(RECORDS SHOWN)
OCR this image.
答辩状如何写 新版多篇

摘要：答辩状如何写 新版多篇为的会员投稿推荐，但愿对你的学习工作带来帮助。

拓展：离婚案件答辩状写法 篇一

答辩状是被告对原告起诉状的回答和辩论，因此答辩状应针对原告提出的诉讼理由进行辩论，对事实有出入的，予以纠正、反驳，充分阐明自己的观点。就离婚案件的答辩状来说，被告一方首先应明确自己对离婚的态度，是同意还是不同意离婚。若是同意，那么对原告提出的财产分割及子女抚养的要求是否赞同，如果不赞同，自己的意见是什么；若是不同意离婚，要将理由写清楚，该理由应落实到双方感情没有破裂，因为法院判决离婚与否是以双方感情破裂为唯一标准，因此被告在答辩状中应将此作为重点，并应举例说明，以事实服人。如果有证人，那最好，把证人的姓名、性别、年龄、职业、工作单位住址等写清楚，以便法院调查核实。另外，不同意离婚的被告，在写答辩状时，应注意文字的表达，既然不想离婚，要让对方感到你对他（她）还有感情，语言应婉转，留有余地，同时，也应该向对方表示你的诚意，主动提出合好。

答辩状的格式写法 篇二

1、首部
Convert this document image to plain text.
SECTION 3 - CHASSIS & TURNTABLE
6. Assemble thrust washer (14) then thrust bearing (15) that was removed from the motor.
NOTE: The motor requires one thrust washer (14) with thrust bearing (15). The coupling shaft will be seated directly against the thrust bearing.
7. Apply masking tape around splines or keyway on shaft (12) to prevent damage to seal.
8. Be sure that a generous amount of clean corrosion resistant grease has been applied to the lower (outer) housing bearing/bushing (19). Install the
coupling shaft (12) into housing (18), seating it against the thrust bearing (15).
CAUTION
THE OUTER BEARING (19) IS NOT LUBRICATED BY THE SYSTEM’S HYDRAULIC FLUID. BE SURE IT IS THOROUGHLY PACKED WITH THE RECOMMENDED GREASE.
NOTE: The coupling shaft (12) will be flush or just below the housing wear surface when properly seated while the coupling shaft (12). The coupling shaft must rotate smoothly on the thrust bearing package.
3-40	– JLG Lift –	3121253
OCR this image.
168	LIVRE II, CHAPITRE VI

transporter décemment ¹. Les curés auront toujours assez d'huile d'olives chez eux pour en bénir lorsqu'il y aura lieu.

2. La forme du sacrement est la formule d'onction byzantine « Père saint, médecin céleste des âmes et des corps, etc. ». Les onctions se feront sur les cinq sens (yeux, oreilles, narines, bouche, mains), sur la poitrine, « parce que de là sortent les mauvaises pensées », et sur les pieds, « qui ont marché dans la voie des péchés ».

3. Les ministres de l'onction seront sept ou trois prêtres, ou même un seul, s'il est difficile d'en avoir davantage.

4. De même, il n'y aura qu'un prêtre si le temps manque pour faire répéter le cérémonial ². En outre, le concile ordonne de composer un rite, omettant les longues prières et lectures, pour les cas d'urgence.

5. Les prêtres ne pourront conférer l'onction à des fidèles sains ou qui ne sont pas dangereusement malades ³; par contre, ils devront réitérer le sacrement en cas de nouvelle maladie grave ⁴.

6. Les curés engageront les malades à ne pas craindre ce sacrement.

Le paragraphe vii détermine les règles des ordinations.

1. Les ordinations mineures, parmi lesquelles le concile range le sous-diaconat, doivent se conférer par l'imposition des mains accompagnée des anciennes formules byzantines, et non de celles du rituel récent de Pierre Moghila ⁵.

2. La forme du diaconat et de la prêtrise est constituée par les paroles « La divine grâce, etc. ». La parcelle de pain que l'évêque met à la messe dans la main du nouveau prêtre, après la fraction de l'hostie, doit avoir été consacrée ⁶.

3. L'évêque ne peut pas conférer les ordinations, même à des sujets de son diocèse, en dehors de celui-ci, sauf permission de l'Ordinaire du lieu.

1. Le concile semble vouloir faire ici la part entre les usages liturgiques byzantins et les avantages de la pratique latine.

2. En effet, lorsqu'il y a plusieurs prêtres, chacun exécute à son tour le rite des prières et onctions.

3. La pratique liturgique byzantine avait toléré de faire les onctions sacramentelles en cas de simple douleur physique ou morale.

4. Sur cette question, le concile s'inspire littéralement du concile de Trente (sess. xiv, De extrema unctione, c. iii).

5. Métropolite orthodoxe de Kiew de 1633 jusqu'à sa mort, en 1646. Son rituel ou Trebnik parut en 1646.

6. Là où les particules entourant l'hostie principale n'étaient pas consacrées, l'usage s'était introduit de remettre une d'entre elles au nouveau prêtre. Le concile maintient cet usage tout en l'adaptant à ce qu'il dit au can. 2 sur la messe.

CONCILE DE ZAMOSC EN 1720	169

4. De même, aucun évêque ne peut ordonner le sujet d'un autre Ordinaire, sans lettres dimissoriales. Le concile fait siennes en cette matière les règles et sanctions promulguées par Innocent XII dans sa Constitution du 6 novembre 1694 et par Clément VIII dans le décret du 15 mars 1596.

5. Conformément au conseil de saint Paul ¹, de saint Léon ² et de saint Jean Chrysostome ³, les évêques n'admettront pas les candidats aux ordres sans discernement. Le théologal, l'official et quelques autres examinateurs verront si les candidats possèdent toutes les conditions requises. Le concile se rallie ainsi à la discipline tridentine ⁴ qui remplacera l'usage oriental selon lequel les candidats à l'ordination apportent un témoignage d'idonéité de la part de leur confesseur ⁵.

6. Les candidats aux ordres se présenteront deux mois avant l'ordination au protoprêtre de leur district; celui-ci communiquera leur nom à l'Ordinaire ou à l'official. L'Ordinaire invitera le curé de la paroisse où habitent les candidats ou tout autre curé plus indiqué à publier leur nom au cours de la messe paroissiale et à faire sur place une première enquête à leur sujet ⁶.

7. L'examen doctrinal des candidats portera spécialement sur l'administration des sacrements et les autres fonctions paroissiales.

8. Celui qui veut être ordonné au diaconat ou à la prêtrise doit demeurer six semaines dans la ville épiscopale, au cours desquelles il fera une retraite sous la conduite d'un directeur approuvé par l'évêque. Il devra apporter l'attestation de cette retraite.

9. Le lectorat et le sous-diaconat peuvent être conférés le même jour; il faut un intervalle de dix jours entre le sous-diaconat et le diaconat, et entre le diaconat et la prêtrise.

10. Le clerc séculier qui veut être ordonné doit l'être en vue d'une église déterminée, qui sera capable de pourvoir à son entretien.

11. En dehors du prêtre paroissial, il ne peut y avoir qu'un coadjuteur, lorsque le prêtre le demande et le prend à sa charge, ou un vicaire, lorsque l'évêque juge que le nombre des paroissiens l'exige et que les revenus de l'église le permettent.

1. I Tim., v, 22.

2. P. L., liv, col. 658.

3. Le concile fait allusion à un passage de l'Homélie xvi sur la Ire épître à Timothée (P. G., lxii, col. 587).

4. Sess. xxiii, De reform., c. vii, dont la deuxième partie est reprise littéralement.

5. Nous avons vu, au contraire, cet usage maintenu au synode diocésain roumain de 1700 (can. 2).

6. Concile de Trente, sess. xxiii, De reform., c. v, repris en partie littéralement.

(EXERCISE PROMPT) Check each line of these records for the string "seated" and state only how many lines have it.

(WRITTEN SOLUTION) 2